>> START Given data

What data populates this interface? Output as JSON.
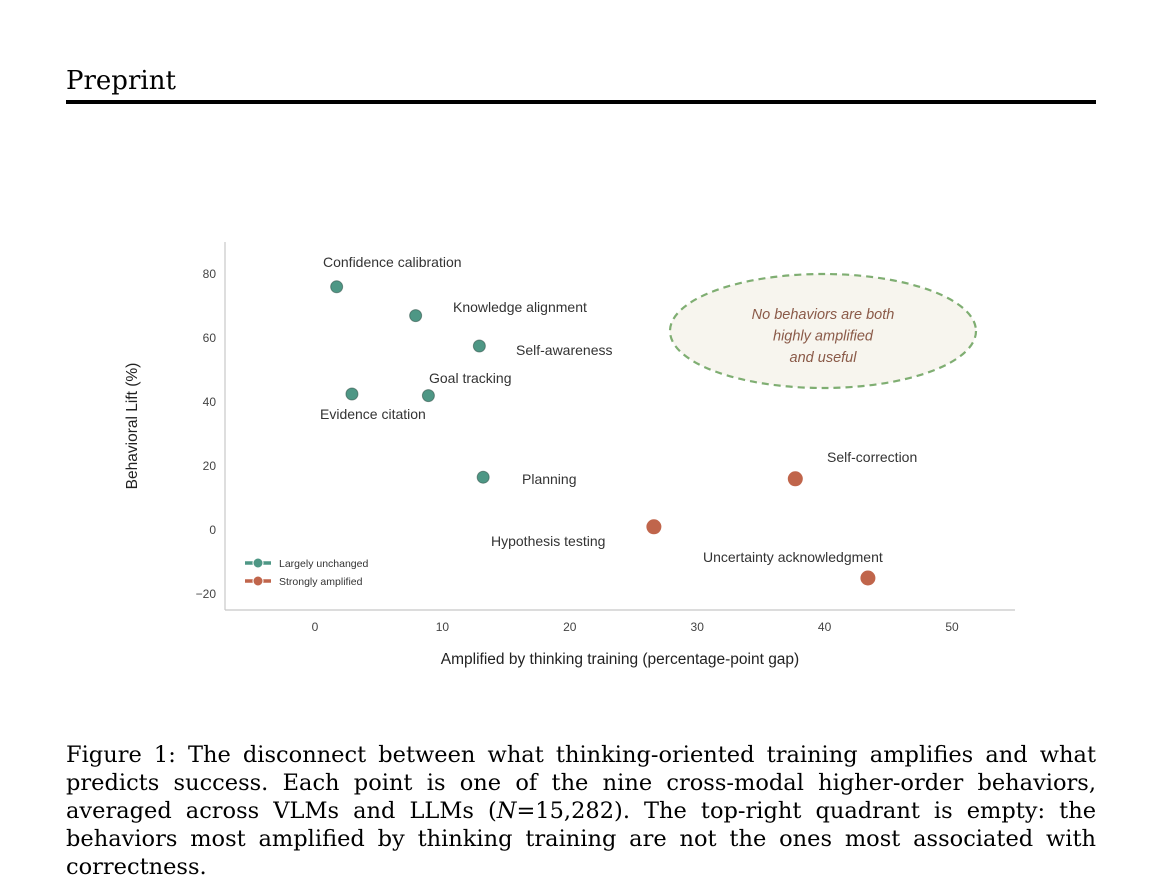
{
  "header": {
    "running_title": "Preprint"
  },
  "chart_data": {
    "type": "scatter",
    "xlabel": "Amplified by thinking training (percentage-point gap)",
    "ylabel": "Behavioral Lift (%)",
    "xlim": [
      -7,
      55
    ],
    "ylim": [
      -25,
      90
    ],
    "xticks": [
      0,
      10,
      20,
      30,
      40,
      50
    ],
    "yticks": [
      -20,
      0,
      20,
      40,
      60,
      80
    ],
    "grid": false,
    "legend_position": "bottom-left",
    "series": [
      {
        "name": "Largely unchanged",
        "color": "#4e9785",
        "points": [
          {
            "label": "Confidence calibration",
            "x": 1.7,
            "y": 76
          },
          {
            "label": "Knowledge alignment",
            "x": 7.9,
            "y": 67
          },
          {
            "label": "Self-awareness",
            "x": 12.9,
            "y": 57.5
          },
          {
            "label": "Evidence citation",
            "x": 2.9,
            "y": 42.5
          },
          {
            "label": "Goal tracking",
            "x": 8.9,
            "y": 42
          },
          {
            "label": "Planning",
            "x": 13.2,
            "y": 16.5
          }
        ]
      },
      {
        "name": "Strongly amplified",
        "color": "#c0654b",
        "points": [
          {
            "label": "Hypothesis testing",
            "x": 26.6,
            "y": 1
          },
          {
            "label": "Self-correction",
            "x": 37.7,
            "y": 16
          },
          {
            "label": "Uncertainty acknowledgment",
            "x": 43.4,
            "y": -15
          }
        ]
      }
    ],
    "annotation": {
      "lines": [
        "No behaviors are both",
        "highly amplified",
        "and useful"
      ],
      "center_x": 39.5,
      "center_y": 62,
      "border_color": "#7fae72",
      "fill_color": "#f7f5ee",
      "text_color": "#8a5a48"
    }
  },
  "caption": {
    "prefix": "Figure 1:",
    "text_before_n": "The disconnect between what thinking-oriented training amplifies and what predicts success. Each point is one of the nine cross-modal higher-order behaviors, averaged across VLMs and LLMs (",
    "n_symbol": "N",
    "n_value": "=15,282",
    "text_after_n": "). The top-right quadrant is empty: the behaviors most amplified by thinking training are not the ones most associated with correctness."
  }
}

>> END Given data

- **Goal of the exercise**: Exactly reproduce each record, leaving out any pictures.

- **Completed exercise**:
What data populates this interface? Output as JSON.
{
  "header": {
    "running_title": "Preprint"
  },
  "chart_data": {
    "type": "scatter",
    "xlabel": "Amplified by thinking training (percentage-point gap)",
    "ylabel": "Behavioral Lift (%)",
    "xlim": [
      -7,
      55
    ],
    "ylim": [
      -25,
      90
    ],
    "xticks": [
      0,
      10,
      20,
      30,
      40,
      50
    ],
    "yticks": [
      -20,
      0,
      20,
      40,
      60,
      80
    ],
    "grid": false,
    "legend_position": "bottom-left",
    "series": [
      {
        "name": "Largely unchanged",
        "color": "#4e9785",
        "points": [
          {
            "label": "Confidence calibration",
            "x": 1.7,
            "y": 76
          },
          {
            "label": "Knowledge alignment",
            "x": 7.9,
            "y": 67
          },
          {
            "label": "Self-awareness",
            "x": 12.9,
            "y": 57.5
          },
          {
            "label": "Evidence citation",
            "x": 2.9,
            "y": 42.5
          },
          {
            "label": "Goal tracking",
            "x": 8.9,
            "y": 42
          },
          {
            "label": "Planning",
            "x": 13.2,
            "y": 16.5
          }
        ]
      },
      {
        "name": "Strongly amplified",
        "color": "#c0654b",
        "points": [
          {
            "label": "Hypothesis testing",
            "x": 26.6,
            "y": 1
          },
          {
            "label": "Self-correction",
            "x": 37.7,
            "y": 16
          },
          {
            "label": "Uncertainty acknowledgment",
            "x": 43.4,
            "y": -15
          }
        ]
      }
    ],
    "annotation": {
      "lines": [
        "No behaviors are both",
        "highly amplified",
        "and useful"
      ],
      "center_x": 39.5,
      "center_y": 62,
      "border_color": "#7fae72",
      "fill_color": "#f7f5ee",
      "text_color": "#8a5a48"
    }
  },
  "caption": {
    "prefix": "Figure 1:",
    "text_before_n": "The disconnect between what thinking-oriented training amplifies and what predicts success. Each point is one of the nine cross-modal higher-order behaviors, averaged across VLMs and LLMs (",
    "n_symbol": "N",
    "n_value": "=15,282",
    "text_after_n": "). The top-right quadrant is empty: the behaviors most amplified by thinking training are not the ones most associated with correctness."
  }
}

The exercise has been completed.